> [INSTRUCTIONS TO FOLLOW] Please return the passage from the comment thread between "19. Randal B." and "jail for refusing.", inclusive, copied word for word.

19. Randal B. | 07.11.08
Oh and by the way. Those of you considering leaving Police State America for another more free country,, some of your fearless leaders in congress want to prohibit taking your belongings and assets out of the country. We approach more each day, the society the citizens of communist East Germany and the Soviet Union lived under, while at the same time they are headed towards the freedom of the Old America..once home of the free.
20. Lawyer | 07.11.08
In a prior life I was a practicing lawyer. Much of the data on my lap top contained protected attorney client materials. A search such as that described would be a direct violation of the sanctity of the attorney client privilege. Fortunately, the issue never came up during any of my more that 60 crossings from Canada or Mexico during the last few years. But if it had, I would be in court and or jail for refusing.
21. Philip | 07.11.08
What a nazi state….! Unbelievable! Anything goes: kidnapping, torturing, maiming and killing. Now this? I won’t set foot in the US again. What a paranoiac dump!
22. JohnJ | 07.11.08
“The right of the people to be secure in their persons, houses, papers and effects, against unreasonable searches and seizures, shall not be violated, and no Warrants shall issue, but upon probable cause, supported by oath or affirmation, and particularly describing the place to be searched, and the persons or things to be seized.”

> [DATA PROVIDED]
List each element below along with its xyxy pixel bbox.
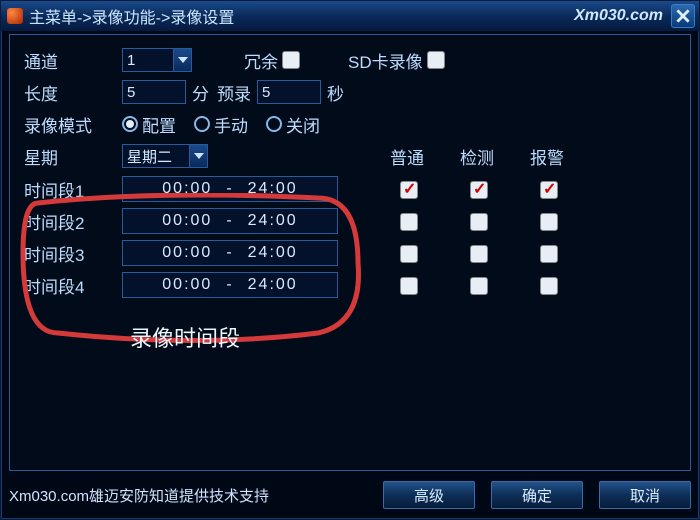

> [SOLUTION]
19. Randal B. | 07.11.08
Oh and by the way. Those of you considering leaving Police State America for another more free country,, some of your fearless leaders in congress want to prohibit taking your belongings and assets out of the country. We approach more each day, the society the citizens of communist East Germany and the Soviet Union lived under, while at the same time they are headed towards the freedom of the Old America..once home of the free.
20. Lawyer | 07.11.08
In a prior life I was a practicing lawyer. Much of the data on my lap top contained protected attorney client materials. A search such as that described would be a direct violation of the sanctity of the attorney client privilege. Fortunately, the issue never came up during any of my more that 60 crossings from Canada or Mexico during the last few years. But if it had, I would be in court and or jail for refusing.